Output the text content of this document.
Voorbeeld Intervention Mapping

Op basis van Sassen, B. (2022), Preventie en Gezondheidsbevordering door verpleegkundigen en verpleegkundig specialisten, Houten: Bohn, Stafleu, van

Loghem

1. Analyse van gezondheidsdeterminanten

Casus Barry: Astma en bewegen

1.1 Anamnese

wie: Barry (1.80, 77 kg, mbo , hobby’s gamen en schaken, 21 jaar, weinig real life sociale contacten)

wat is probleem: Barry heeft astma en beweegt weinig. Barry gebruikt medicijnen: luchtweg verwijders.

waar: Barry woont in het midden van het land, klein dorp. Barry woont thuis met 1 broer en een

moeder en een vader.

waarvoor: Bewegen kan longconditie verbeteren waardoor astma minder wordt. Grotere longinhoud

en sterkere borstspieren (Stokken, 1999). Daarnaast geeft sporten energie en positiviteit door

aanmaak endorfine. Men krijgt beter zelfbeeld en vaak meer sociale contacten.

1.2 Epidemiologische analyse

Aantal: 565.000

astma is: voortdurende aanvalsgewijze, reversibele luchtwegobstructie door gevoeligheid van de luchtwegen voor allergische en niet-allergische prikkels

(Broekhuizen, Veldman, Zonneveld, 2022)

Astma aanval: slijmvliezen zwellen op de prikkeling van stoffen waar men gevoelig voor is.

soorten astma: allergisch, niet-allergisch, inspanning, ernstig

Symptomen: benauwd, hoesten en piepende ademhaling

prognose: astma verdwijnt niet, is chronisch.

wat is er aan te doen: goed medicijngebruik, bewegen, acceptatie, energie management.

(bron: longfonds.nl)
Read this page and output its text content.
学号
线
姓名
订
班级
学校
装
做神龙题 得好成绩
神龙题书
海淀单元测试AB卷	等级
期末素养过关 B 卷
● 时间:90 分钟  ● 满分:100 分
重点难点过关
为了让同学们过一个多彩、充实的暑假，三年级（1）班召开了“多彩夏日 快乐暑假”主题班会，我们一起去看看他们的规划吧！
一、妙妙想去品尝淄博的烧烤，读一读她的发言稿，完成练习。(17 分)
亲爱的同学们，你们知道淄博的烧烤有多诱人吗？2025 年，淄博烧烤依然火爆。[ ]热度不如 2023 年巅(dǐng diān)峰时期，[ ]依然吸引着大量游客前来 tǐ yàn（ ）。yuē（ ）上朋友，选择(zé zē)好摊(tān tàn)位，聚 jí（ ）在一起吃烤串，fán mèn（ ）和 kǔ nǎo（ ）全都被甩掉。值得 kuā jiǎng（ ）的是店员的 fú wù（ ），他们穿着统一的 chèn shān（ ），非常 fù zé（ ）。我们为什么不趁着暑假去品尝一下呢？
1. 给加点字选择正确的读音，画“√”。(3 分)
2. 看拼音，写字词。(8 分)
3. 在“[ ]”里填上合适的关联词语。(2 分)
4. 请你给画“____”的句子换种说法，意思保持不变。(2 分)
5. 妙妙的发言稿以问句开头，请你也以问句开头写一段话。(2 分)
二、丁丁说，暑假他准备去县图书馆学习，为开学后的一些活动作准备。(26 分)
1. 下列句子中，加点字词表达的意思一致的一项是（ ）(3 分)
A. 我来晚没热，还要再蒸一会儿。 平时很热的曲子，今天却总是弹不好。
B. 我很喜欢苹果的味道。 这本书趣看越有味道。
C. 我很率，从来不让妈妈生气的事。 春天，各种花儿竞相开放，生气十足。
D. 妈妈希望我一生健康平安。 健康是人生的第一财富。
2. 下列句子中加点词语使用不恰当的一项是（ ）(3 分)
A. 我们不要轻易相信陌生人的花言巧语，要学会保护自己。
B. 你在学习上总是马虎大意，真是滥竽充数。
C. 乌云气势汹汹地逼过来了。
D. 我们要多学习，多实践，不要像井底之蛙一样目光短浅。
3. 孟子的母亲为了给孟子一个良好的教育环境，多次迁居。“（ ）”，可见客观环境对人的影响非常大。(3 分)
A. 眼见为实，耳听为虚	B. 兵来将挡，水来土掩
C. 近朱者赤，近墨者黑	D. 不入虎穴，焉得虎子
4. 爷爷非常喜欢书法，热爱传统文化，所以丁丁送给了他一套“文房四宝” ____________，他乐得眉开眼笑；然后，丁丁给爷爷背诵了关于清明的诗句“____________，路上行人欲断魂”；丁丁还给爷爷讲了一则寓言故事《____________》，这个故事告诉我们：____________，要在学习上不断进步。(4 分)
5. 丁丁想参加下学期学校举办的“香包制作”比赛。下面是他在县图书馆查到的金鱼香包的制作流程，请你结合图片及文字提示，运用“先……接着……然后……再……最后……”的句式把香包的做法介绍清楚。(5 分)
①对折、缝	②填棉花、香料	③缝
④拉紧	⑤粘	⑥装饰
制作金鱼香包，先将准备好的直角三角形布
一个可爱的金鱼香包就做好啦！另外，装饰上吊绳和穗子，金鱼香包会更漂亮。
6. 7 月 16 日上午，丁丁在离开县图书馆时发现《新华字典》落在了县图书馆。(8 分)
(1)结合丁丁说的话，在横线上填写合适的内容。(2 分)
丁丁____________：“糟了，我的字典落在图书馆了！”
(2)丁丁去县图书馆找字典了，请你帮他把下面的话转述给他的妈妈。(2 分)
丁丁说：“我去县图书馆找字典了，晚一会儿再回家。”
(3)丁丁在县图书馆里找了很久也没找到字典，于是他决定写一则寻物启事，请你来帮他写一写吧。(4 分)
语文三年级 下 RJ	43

### [Given request]
From the line containing "Read this page and output its text content." to the last line of the material, please quote every line exactly and only those.

### [Answer in full]
Read this page and output its text content.
学号
线
姓名
订
班级
学校
装
做神龙题 得好成绩
神龙题书
海淀单元测试AB卷	等级
期末素养过关 B 卷
● 时间:90 分钟  ● 满分:100 分
重点难点过关
为了让同学们过一个多彩、充实的暑假，三年级（1）班召开了“多彩夏日 快乐暑假”主题班会，我们一起去看看他们的规划吧！
一、妙妙想去品尝淄博的烧烤，读一读她的发言稿，完成练习。(17 分)
亲爱的同学们，你们知道淄博的烧烤有多诱人吗？2025 年，淄博烧烤依然火爆。[ ]热度不如 2023 年巅(dǐng diān)峰时期，[ ]依然吸引着大量游客前来 tǐ yàn（ ）。yuē（ ）上朋友，选择(zé zē)好摊(tān tàn)位，聚 jí（ ）在一起吃烤串，fán mèn（ ）和 kǔ nǎo（ ）全都被甩掉。值得 kuā jiǎng（ ）的是店员的 fú wù（ ），他们穿着统一的 chèn shān（ ），非常 fù zé（ ）。我们为什么不趁着暑假去品尝一下呢？
1. 给加点字选择正确的读音，画“√”。(3 分)
2. 看拼音，写字词。(8 分)
3. 在“[ ]”里填上合适的关联词语。(2 分)
4. 请你给画“____”的句子换种说法，意思保持不变。(2 分)
5. 妙妙的发言稿以问句开头，请你也以问句开头写一段话。(2 分)
二、丁丁说，暑假他准备去县图书馆学习，为开学后的一些活动作准备。(26 分)
1. 下列句子中，加点字词表达的意思一致的一项是（ ）(3 分)
A. 我来晚没热，还要再蒸一会儿。 平时很热的曲子，今天却总是弹不好。
B. 我很喜欢苹果的味道。 这本书趣看越有味道。
C. 我很率，从来不让妈妈生气的事。 春天，各种花儿竞相开放，生气十足。
D. 妈妈希望我一生健康平安。 健康是人生的第一财富。
2. 下列句子中加点词语使用不恰当的一项是（ ）(3 分)
A. 我们不要轻易相信陌生人的花言巧语，要学会保护自己。
B. 你在学习上总是马虎大意，真是滥竽充数。
C. 乌云气势汹汹地逼过来了。
D. 我们要多学习，多实践，不要像井底之蛙一样目光短浅。
3. 孟子的母亲为了给孟子一个良好的教育环境，多次迁居。“（ ）”，可见客观环境对人的影响非常大。(3 分)
A. 眼见为实，耳听为虚	B. 兵来将挡，水来土掩
C. 近朱者赤，近墨者黑	D. 不入虎穴，焉得虎子
4. 爷爷非常喜欢书法，热爱传统文化，所以丁丁送给了他一套“文房四宝” ____________，他乐得眉开眼笑；然后，丁丁给爷爷背诵了关于清明的诗句“____________，路上行人欲断魂”；丁丁还给爷爷讲了一则寓言故事《____________》，这个故事告诉我们：____________，要在学习上不断进步。(4 分)
5. 丁丁想参加下学期学校举办的“香包制作”比赛。下面是他在县图书馆查到的金鱼香包的制作流程，请你结合图片及文字提示，运用“先……接着……然后……再……最后……”的句式把香包的做法介绍清楚。(5 分)
①对折、缝	②填棉花、香料	③缝
④拉紧	⑤粘	⑥装饰
制作金鱼香包，先将准备好的直角三角形布
一个可爱的金鱼香包就做好啦！另外，装饰上吊绳和穗子，金鱼香包会更漂亮。
6. 7 月 16 日上午，丁丁在离开县图书馆时发现《新华字典》落在了县图书馆。(8 分)
(1)结合丁丁说的话，在横线上填写合适的内容。(2 分)
丁丁____________：“糟了，我的字典落在图书馆了！”
(2)丁丁去县图书馆找字典了，请你帮他把下面的话转述给他的妈妈。(2 分)
丁丁说：“我去县图书馆找字典了，晚一会儿再回家。”
(3)丁丁在县图书馆里找了很久也没找到字典，于是他决定写一则寻物启事，请你来帮他写一写吧。(4 分)
语文三年级 下 RJ	43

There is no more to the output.